Copy out each line that includes the word "name".

──────── TASK DATA

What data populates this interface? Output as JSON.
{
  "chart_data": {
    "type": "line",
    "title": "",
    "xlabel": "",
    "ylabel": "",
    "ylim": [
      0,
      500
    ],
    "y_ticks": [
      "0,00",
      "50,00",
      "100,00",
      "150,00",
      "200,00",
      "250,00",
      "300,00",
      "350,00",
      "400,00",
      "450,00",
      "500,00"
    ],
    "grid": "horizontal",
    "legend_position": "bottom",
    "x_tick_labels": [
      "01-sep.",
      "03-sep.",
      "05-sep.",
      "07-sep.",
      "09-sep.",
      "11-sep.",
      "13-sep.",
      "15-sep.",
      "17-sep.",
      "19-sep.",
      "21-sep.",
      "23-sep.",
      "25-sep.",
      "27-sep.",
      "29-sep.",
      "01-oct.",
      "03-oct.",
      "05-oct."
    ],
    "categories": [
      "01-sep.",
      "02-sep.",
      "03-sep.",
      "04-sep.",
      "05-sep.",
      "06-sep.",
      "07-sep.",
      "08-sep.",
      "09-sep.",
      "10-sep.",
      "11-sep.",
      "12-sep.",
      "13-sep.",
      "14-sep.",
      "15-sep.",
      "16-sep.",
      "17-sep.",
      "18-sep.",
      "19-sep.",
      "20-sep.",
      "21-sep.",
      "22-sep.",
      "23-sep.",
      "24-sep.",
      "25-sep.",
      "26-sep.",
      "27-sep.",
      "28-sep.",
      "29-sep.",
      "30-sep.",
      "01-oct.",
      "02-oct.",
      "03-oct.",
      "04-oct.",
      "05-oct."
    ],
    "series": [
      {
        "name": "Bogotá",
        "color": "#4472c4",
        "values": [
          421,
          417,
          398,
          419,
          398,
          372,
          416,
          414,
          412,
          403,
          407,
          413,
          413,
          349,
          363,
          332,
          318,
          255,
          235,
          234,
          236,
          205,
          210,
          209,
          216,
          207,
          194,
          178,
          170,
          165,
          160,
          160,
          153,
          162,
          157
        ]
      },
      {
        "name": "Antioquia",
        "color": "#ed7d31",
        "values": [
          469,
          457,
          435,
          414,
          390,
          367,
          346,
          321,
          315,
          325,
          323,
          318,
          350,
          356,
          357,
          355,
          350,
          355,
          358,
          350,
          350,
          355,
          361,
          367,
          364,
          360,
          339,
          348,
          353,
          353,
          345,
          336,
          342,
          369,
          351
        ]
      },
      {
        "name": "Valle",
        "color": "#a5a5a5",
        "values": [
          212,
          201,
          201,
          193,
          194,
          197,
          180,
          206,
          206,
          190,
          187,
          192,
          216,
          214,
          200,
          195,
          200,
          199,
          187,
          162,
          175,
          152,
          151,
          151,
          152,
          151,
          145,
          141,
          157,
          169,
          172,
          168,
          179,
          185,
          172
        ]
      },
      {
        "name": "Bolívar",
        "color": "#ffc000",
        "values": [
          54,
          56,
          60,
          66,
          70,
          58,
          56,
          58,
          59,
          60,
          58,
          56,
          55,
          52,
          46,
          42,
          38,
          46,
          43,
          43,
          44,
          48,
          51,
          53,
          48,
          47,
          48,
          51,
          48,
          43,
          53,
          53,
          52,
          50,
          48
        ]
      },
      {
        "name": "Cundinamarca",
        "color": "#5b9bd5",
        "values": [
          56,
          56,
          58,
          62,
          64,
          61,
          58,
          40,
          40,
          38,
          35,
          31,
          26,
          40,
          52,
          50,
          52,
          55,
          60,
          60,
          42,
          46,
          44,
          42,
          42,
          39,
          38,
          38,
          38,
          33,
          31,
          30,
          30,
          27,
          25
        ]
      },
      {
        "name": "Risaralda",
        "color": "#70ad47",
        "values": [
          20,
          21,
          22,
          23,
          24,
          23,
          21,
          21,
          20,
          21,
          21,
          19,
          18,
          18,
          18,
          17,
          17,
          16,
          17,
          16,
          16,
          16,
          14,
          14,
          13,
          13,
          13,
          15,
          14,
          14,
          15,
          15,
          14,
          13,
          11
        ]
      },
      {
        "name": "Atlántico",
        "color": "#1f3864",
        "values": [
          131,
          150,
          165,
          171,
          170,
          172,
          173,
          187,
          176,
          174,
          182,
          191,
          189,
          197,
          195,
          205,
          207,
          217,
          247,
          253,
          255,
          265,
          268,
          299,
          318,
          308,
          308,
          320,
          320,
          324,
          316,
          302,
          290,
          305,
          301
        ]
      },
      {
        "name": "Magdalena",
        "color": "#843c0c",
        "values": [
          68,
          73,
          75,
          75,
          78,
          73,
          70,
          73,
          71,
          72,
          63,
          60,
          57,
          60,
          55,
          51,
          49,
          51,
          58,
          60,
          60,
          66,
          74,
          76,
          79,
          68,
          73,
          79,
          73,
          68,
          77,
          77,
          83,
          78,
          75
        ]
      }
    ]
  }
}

────────────────

● CORRECT ANSWER
        "name": "Bogotá",
        "name": "Antioquia",
        "name": "Valle",
        "name": "Bolívar",
        "name": "Cundinamarca",
        "name": "Risaralda",
        "name": "Atlántico",
        "name": "Magdalena",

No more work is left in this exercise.